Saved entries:

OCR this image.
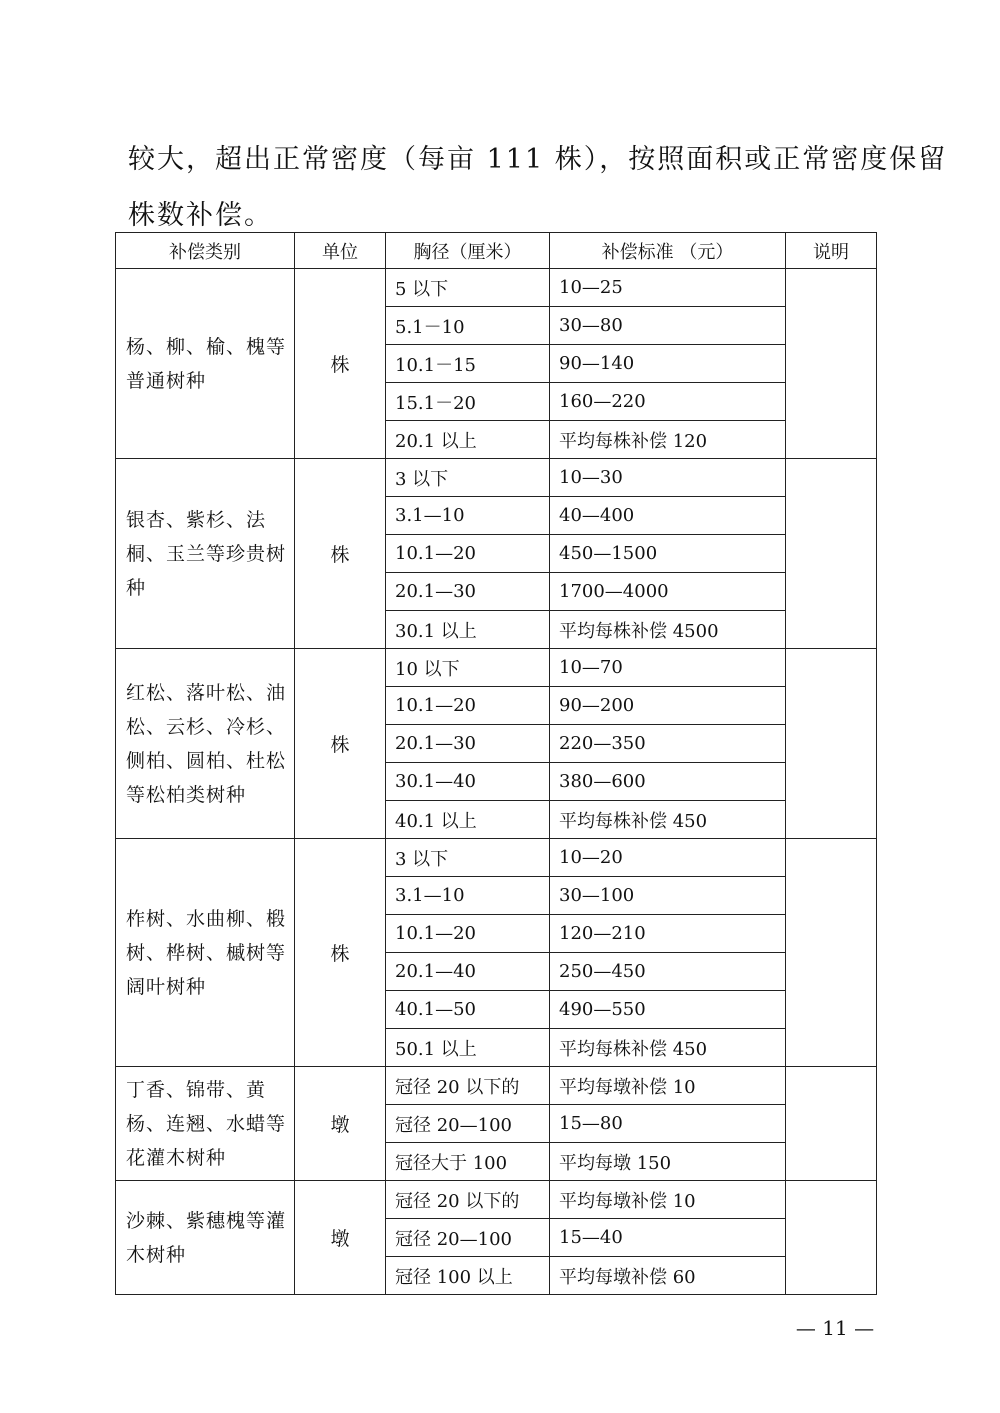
较大，超出正常密度（每亩 111 株），按照面积或正常密度保留
株数补偿。
补偿类别	单位	胸径（厘米）	补偿标准 （元）	说明
杨、柳、榆、槐等普通树种	株	5 以下	10—25	
		5.1－10	30—80	
		10.1－15	90—140	
		15.1－20	160—220	
		20.1 以上	平均每株补偿 120	
银杏、紫杉、法桐、玉兰等珍贵树种	株	3 以下	10—30	
		3.1—10	40—400	
		10.1—20	450—1500	
		20.1—30	1700—4000	
		30.1 以上	平均每株补偿 4500	
红松、落叶松、油松、云杉、冷杉、侧柏、圆柏、杜松等松柏类树种	株	10 以下	10—70	
		10.1—20	90—200	
		20.1—30	220—350	
		30.1—40	380—600	
		40.1 以上	平均每株补偿 450	
柞树、水曲柳、椴树、桦树、槭树等阔叶树种	株	3 以下	10—20	
		3.1—10	30—100	
		10.1—20	120—210	
		20.1—40	250—450	
		40.1—50	490—550	
		50.1 以上	平均每株补偿 450	
丁香、锦带、黄杨、连翘、水蜡等花灌木树种	墩	冠径 20 以下的	平均每墩补偿 10	
		冠径 20—100	15—80	
		冠径大于 100	平均每墩 150	
沙棘、紫穗槐等灌木树种	墩	冠径 20 以下的	平均每墩补偿 10	
		冠径 20—100	15—40	
		冠径 100 以上	平均每墩补偿 60	
— 11 —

§ **Requirement**: Pictures are not part of the copy; output everything else in the records exactly.

§ **Result below**:
OCR this image.
较大，超出正常密度（每亩 111 株），按照面积或正常密度保留
株数补偿。
补偿类别	单位	胸径（厘米）	补偿标准 （元）	说明
杨、柳、榆、槐等普通树种	株	5 以下	10—25	
		5.1－10	30—80	
		10.1－15	90—140	
		15.1－20	160—220	
		20.1 以上	平均每株补偿 120	
银杏、紫杉、法桐、玉兰等珍贵树种	株	3 以下	10—30	
		3.1—10	40—400	
		10.1—20	450—1500	
		20.1—30	1700—4000	
		30.1 以上	平均每株补偿 4500	
红松、落叶松、油松、云杉、冷杉、侧柏、圆柏、杜松等松柏类树种	株	10 以下	10—70	
		10.1—20	90—200	
		20.1—30	220—350	
		30.1—40	380—600	
		40.1 以上	平均每株补偿 450	
柞树、水曲柳、椴树、桦树、槭树等阔叶树种	株	3 以下	10—20	
		3.1—10	30—100	
		10.1—20	120—210	
		20.1—40	250—450	
		40.1—50	490—550	
		50.1 以上	平均每株补偿 450	
丁香、锦带、黄杨、连翘、水蜡等花灌木树种	墩	冠径 20 以下的	平均每墩补偿 10	
		冠径 20—100	15—80	
		冠径大于 100	平均每墩 150	
沙棘、紫穗槐等灌木树种	墩	冠径 20 以下的	平均每墩补偿 10	
		冠径 20—100	15—40	
		冠径 100 以上	平均每墩补偿 60	
— 11 —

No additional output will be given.